*** Source document

Nil Battey Sannata is a reminder that there is no such thing as a life less ordinary. We are, after all, the heroines of our own existence. Writers who plagiarise are clearly not looking around them. If you must lift an idea, lift from life. Chanda Sahai is not the sort of person who would attract a second glance if she passed us on a street. Her sweet face is overshadowed by drab saris and a boring hairdo. Yet Tiwari, her co-writers Neeraj Singh, Pranjal Choudhary and Nitesh Tiwari stopped, not just to take a look but to weave an entire screenplay around her.

It is a good thing their collective imagination did not go in search of the millionaires, billionaires and bhais that Bollywood is so pre-occupied with. In telling us the story of a bai (housemaid) instead, they have ended up creating a unique, inspiring and exceedingly moving Hindi film.

Like many impoverished mothers, Chanda works relentlessly to make ends meet, holding down multiple jobs to supplement her income as a maid in Agra. Her daughter Apeksha a.k.a. Apu barely notices her labours though. Apu is in Class X and has been scraping through all her tests so far. With Mathematics, she does not even manage that (hence the song Maths mein dabba gul, meaning: useless in Maths) and Chanda fears the subject will cause her to flunk her finals.

Worse, Chanda is shocked to discover that none of this matters to Apu because she has no career dreams. Just as an engineer’s kid becomes an engineer and a doctor’s kid becomes a doctor, so also a bai’s kid becomes a bai, the girl tells her mother nonchalantly one day.

******

** Tasks **
1. From the Nil Battey Sannata review, reproduce the passage from "Like many impoverished" up to and including "flunk her finals." word for word.
2. Write the next stretch of the Nil Battey Sannata review, picking up after its final sentence.

*** Supplied information

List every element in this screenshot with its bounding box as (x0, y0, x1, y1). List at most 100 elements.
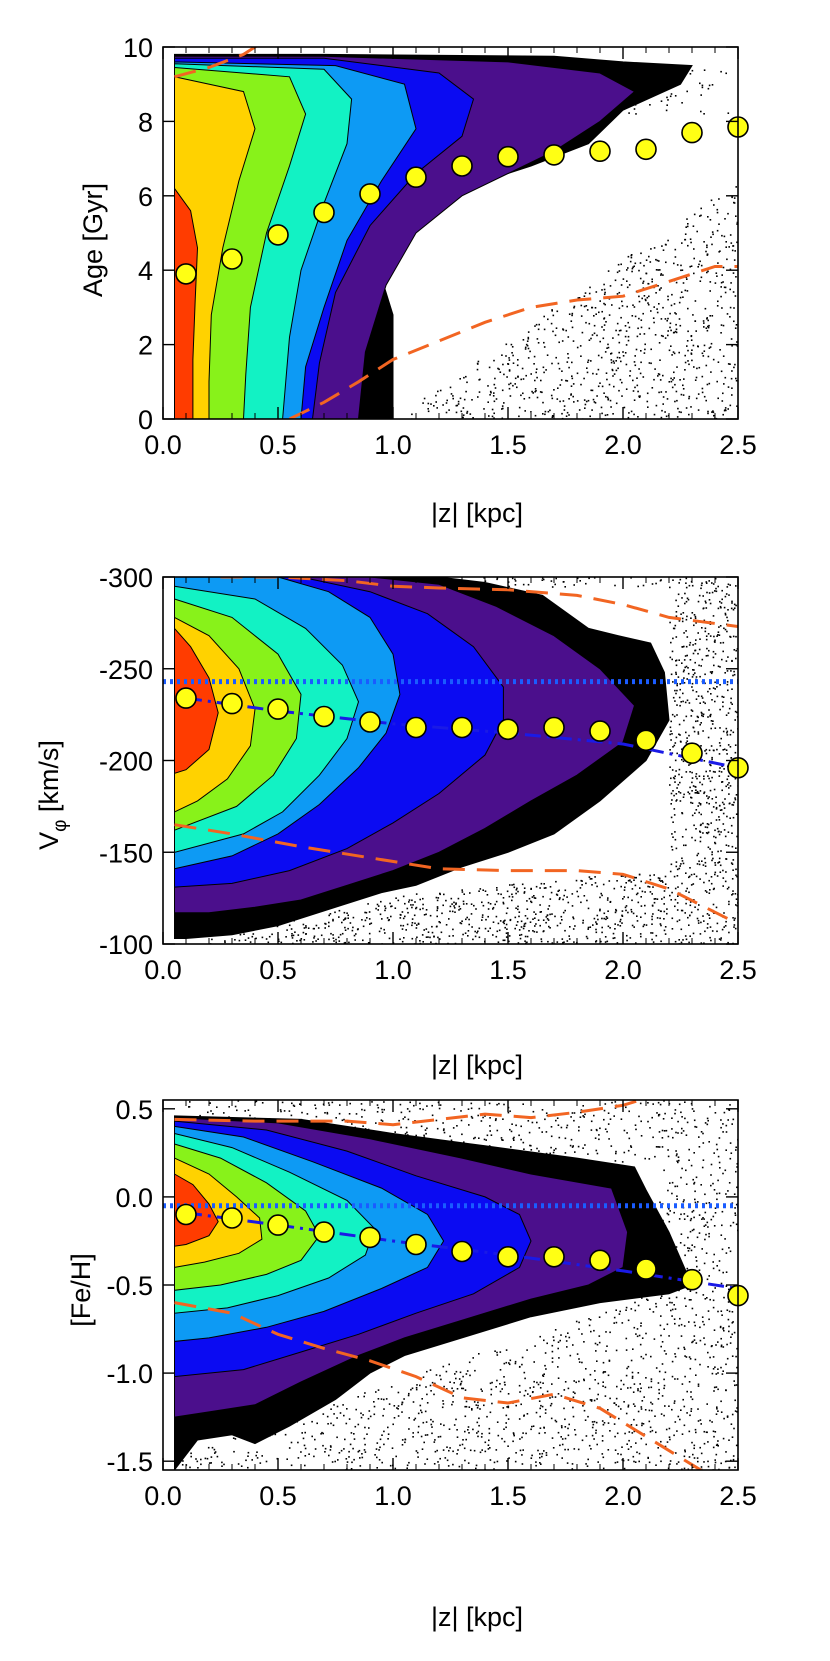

******

** The responses **
1.
Like many impoverished mothers, Chanda works relentlessly to make ends meet, holding down multiple jobs to supplement her income as a maid in Agra. Her daughter Apeksha a.k.a. Apu barely notices her labours though. Apu is in Class X and has been scraping through all her tests so far. With Mathematics, she does not even manage that (hence the song Maths mein dabba gul, meaning: useless in Maths) and Chanda fears the subject will cause her to flunk her finals.

2.
The lady of the house where Chanda works, the kind Dr Diwan, suggests that she return to school herself, in fact to the Xth (the class she failed as a student) in Apu’s school. This would put her in a position to help Apu with her work and also monitor her.

The film takes us through the ensuing tension between mother and daughter, the effect of the increased demands on Chanda’s time and how this decision alters the course of their journey.

Nil Battey Sannata literally means zero divided by absolute silence, stillness and desolation, which is a mathematical metaphor for hopelessness or an existence that could amount to zilch. Chanda is determined that she and Apu will add up to more than that.

It is a charming tale told with good humour, sensitivity and confidence. The characterisation of both the leads and the supporting players – including Apu’s classmates – is richly layered and plausible. They all come across as real people from a real world.

Even Apu’s extreme nastiness towards Chanda is straight out of reality. Is there a kid out there who has never ever been hatefully mean to a sacrificing, loving parent?

The team of Nil Battey Sannata wisely recognises that there is no need to artificially heighten the drama in their film when life is a drama in itself. The result is a minimalist directorial style that is apt for the realistic story at hand. Both are complemented by a background score so gentle that you could forget it is there. Just as you forget cinematographer Gavemic U. Ary’s camera that is self-effacing and self-erasing to the point that a viewer might believe she has herself entered the frame and is watching Chanda and Apu from the margins of their lives.

The film does falter occasionally. First, the girls-are-not-good-at-Maths stereotype is stated as a truism by a seemingly liberal character. The continuing worldwide prejudice against women in STEM (Science, Technology, Engineering and Mathematics related professions) is not an imagined problem and it hurts when a sensible film casually perpetuates gender typecasting.

The other off-key point comes in the end with Apu’s response to the question of why she wants her chosen profession. Her answer is rather thin and poorly thought out. Surely the idea is not to belittle bais but to have worthwhile goals and sound, specific reasons for zeroing in on them.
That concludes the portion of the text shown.